(Collection entries)
⟨
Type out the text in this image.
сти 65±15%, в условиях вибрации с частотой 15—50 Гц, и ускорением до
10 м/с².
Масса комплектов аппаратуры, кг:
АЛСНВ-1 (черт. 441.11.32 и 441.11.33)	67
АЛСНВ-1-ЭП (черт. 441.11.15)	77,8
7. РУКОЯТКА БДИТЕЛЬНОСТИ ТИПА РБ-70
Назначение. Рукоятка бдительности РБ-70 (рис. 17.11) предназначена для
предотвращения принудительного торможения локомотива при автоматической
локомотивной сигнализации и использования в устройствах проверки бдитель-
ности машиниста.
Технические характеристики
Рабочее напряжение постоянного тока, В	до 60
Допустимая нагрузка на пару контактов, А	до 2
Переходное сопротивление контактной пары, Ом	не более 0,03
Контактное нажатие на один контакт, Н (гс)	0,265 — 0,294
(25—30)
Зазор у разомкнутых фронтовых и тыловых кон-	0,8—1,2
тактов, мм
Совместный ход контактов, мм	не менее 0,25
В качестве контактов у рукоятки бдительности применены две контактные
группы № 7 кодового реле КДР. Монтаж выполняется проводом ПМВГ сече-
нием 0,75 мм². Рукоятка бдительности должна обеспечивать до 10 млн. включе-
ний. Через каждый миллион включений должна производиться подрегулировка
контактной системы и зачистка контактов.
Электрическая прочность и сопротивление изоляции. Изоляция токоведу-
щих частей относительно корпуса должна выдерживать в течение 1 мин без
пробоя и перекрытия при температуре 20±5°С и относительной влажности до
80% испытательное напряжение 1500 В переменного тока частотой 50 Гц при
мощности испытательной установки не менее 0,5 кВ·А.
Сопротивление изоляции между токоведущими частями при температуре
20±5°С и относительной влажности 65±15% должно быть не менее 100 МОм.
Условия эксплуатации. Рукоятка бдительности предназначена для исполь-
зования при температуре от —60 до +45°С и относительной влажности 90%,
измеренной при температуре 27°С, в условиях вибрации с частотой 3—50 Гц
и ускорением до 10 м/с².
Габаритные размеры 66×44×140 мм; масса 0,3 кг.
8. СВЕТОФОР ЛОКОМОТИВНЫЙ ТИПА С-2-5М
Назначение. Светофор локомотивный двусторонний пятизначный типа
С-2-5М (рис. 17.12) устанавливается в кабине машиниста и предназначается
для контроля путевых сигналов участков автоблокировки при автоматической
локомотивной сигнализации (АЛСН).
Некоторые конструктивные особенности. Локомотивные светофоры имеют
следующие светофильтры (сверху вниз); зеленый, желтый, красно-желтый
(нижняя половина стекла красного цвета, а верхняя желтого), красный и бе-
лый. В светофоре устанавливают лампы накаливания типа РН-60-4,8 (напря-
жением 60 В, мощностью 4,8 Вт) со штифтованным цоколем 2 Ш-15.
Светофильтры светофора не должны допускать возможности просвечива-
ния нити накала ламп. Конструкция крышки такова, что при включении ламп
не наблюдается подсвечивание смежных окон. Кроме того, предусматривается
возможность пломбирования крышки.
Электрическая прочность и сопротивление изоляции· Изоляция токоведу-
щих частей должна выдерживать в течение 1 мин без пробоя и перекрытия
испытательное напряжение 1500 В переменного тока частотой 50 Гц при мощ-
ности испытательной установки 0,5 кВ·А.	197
⟩
Print every entry exactly as written.

▶ [The result]
Type out the text in this image.
сти 65±15%, в условиях вибрации с частотой 15—50 Гц, и ускорением до
10 м/с².
Масса комплектов аппаратуры, кг:
АЛСНВ-1 (черт. 441.11.32 и 441.11.33)	67
АЛСНВ-1-ЭП (черт. 441.11.15)	77,8
7. РУКОЯТКА БДИТЕЛЬНОСТИ ТИПА РБ-70
Назначение. Рукоятка бдительности РБ-70 (рис. 17.11) предназначена для
предотвращения принудительного торможения локомотива при автоматической
локомотивной сигнализации и использования в устройствах проверки бдитель-
ности машиниста.
Технические характеристики
Рабочее напряжение постоянного тока, В	до 60
Допустимая нагрузка на пару контактов, А	до 2
Переходное сопротивление контактной пары, Ом	не более 0,03
Контактное нажатие на один контакт, Н (гс)	0,265 — 0,294
(25—30)
Зазор у разомкнутых фронтовых и тыловых кон-	0,8—1,2
тактов, мм
Совместный ход контактов, мм	не менее 0,25
В качестве контактов у рукоятки бдительности применены две контактные
группы № 7 кодового реле КДР. Монтаж выполняется проводом ПМВГ сече-
нием 0,75 мм². Рукоятка бдительности должна обеспечивать до 10 млн. включе-
ний. Через каждый миллион включений должна производиться подрегулировка
контактной системы и зачистка контактов.
Электрическая прочность и сопротивление изоляции. Изоляция токоведу-
щих частей относительно корпуса должна выдерживать в течение 1 мин без
пробоя и перекрытия при температуре 20±5°С и относительной влажности до
80% испытательное напряжение 1500 В переменного тока частотой 50 Гц при
мощности испытательной установки не менее 0,5 кВ·А.
Сопротивление изоляции между токоведущими частями при температуре
20±5°С и относительной влажности 65±15% должно быть не менее 100 МОм.
Условия эксплуатации. Рукоятка бдительности предназначена для исполь-
зования при температуре от —60 до +45°С и относительной влажности 90%,
измеренной при температуре 27°С, в условиях вибрации с частотой 3—50 Гц
и ускорением до 10 м/с².
Габаритные размеры 66×44×140 мм; масса 0,3 кг.
8. СВЕТОФОР ЛОКОМОТИВНЫЙ ТИПА С-2-5М
Назначение. Светофор локомотивный двусторонний пятизначный типа
С-2-5М (рис. 17.12) устанавливается в кабине машиниста и предназначается
для контроля путевых сигналов участков автоблокировки при автоматической
локомотивной сигнализации (АЛСН).
Некоторые конструктивные особенности. Локомотивные светофоры имеют
следующие светофильтры (сверху вниз); зеленый, желтый, красно-желтый
(нижняя половина стекла красного цвета, а верхняя желтого), красный и бе-
лый. В светофоре устанавливают лампы накаливания типа РН-60-4,8 (напря-
жением 60 В, мощностью 4,8 Вт) со штифтованным цоколем 2 Ш-15.
Светофильтры светофора не должны допускать возможности просвечива-
ния нити накала ламп. Конструкция крышки такова, что при включении ламп
не наблюдается подсвечивание смежных окон. Кроме того, предусматривается
возможность пломбирования крышки.
Электрическая прочность и сопротивление изоляции· Изоляция токоведу-
щих частей должна выдерживать в течение 1 мин без пробоя и перекрытия
испытательное напряжение 1500 В переменного тока частотой 50 Гц при мощ-
ности испытательной установки 0,5 кВ·А.	197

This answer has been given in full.